══ Extracted material

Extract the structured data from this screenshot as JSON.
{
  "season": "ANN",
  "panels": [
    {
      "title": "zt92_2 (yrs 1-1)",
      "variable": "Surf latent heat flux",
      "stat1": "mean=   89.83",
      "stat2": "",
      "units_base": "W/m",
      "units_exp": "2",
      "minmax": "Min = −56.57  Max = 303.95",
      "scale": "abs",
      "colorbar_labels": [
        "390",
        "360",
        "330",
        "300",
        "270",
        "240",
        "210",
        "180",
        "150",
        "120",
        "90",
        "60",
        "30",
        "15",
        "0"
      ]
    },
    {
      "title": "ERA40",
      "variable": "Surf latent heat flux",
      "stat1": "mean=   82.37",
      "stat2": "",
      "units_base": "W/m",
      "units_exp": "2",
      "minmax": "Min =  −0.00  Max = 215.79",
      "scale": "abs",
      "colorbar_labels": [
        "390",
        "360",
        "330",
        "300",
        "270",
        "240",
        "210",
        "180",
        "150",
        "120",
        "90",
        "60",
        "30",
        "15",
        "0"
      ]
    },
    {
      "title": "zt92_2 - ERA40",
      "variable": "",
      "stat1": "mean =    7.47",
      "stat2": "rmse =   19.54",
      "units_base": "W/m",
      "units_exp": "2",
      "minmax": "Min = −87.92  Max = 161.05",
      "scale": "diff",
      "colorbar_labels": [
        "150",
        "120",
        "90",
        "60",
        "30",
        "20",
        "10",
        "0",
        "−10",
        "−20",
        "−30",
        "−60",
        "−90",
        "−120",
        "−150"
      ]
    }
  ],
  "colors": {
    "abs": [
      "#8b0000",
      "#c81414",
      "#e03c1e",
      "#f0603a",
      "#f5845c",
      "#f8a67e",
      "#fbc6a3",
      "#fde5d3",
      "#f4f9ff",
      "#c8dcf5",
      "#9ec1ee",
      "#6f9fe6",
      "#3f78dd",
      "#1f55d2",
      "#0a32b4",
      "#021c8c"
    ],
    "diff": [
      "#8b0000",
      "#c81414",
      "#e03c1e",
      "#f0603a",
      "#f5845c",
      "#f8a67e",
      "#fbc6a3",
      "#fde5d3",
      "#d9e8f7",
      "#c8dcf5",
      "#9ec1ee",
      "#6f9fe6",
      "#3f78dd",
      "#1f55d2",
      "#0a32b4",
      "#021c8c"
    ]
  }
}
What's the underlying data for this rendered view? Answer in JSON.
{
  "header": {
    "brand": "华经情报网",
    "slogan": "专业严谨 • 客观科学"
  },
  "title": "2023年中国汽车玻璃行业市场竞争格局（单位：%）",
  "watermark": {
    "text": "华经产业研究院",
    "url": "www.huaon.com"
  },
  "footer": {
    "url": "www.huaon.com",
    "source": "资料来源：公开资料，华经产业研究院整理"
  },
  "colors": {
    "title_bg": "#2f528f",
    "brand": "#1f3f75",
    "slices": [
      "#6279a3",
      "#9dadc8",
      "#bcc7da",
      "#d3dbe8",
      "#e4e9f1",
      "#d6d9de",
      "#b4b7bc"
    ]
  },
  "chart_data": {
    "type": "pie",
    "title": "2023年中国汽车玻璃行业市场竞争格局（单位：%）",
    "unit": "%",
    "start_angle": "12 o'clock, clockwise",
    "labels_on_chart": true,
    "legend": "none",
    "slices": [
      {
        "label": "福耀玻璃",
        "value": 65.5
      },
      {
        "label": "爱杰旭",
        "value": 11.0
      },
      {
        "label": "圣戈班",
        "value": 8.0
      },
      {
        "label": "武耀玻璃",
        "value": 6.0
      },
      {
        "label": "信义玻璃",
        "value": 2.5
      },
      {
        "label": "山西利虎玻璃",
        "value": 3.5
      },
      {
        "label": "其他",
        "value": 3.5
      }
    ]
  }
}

════

# What to produce:
Return each line of the records above exactly as it reads.

# Answer to the problem:
Extract the structured data from this screenshot as JSON.
{
  "season": "ANN",
  "panels": [
    {
      "title": "zt92_2 (yrs 1-1)",
      "variable": "Surf latent heat flux",
      "stat1": "mean=   89.83",
      "stat2": "",
      "units_base": "W/m",
      "units_exp": "2",
      "minmax": "Min = −56.57  Max = 303.95",
      "scale": "abs",
      "colorbar_labels": [
        "390",
        "360",
        "330",
        "300",
        "270",
        "240",
        "210",
        "180",
        "150",
        "120",
        "90",
        "60",
        "30",
        "15",
        "0"
      ]
    },
    {
      "title": "ERA40",
      "variable": "Surf latent heat flux",
      "stat1": "mean=   82.37",
      "stat2": "",
      "units_base": "W/m",
      "units_exp": "2",
      "minmax": "Min =  −0.00  Max = 215.79",
      "scale": "abs",
      "colorbar_labels": [
        "390",
        "360",
        "330",
        "300",
        "270",
        "240",
        "210",
        "180",
        "150",
        "120",
        "90",
        "60",
        "30",
        "15",
        "0"
      ]
    },
    {
      "title": "zt92_2 - ERA40",
      "variable": "",
      "stat1": "mean =    7.47",
      "stat2": "rmse =   19.54",
      "units_base": "W/m",
      "units_exp": "2",
      "minmax": "Min = −87.92  Max = 161.05",
      "scale": "diff",
      "colorbar_labels": [
        "150",
        "120",
        "90",
        "60",
        "30",
        "20",
        "10",
        "0",
        "−10",
        "−20",
        "−30",
        "−60",
        "−90",
        "−120",
        "−150"
      ]
    }
  ],
  "colors": {
    "abs": [
      "#8b0000",
      "#c81414",
      "#e03c1e",
      "#f0603a",
      "#f5845c",
      "#f8a67e",
      "#fbc6a3",
      "#fde5d3",
      "#f4f9ff",
      "#c8dcf5",
      "#9ec1ee",
      "#6f9fe6",
      "#3f78dd",
      "#1f55d2",
      "#0a32b4",
      "#021c8c"
    ],
    "diff": [
      "#8b0000",
      "#c81414",
      "#e03c1e",
      "#f0603a",
      "#f5845c",
      "#f8a67e",
      "#fbc6a3",
      "#fde5d3",
      "#d9e8f7",
      "#c8dcf5",
      "#9ec1ee",
      "#6f9fe6",
      "#3f78dd",
      "#1f55d2",
      "#0a32b4",
      "#021c8c"
    ]
  }
}
What's the underlying data for this rendered view? Answer in JSON.
{
  "header": {
    "brand": "华经情报网",
    "slogan": "专业严谨 • 客观科学"
  },
  "title": "2023年中国汽车玻璃行业市场竞争格局（单位：%）",
  "watermark": {
    "text": "华经产业研究院",
    "url": "www.huaon.com"
  },
  "footer": {
    "url": "www.huaon.com",
    "source": "资料来源：公开资料，华经产业研究院整理"
  },
  "colors": {
    "title_bg": "#2f528f",
    "brand": "#1f3f75",
    "slices": [
      "#6279a3",
      "#9dadc8",
      "#bcc7da",
      "#d3dbe8",
      "#e4e9f1",
      "#d6d9de",
      "#b4b7bc"
    ]
  },
  "chart_data": {
    "type": "pie",
    "title": "2023年中国汽车玻璃行业市场竞争格局（单位：%）",
    "unit": "%",
    "start_angle": "12 o'clock, clockwise",
    "labels_on_chart": true,
    "legend": "none",
    "slices": [
      {
        "label": "福耀玻璃",
        "value": 65.5
      },
      {
        "label": "爱杰旭",
        "value": 11.0
      },
      {
        "label": "圣戈班",
        "value": 8.0
      },
      {
        "label": "武耀玻璃",
        "value": 6.0
      },
      {
        "label": "信义玻璃",
        "value": 2.5
      },
      {
        "label": "山西利虎玻璃",
        "value": 3.5
      },
      {
        "label": "其他",
        "value": 3.5
      }
    ]
  }
}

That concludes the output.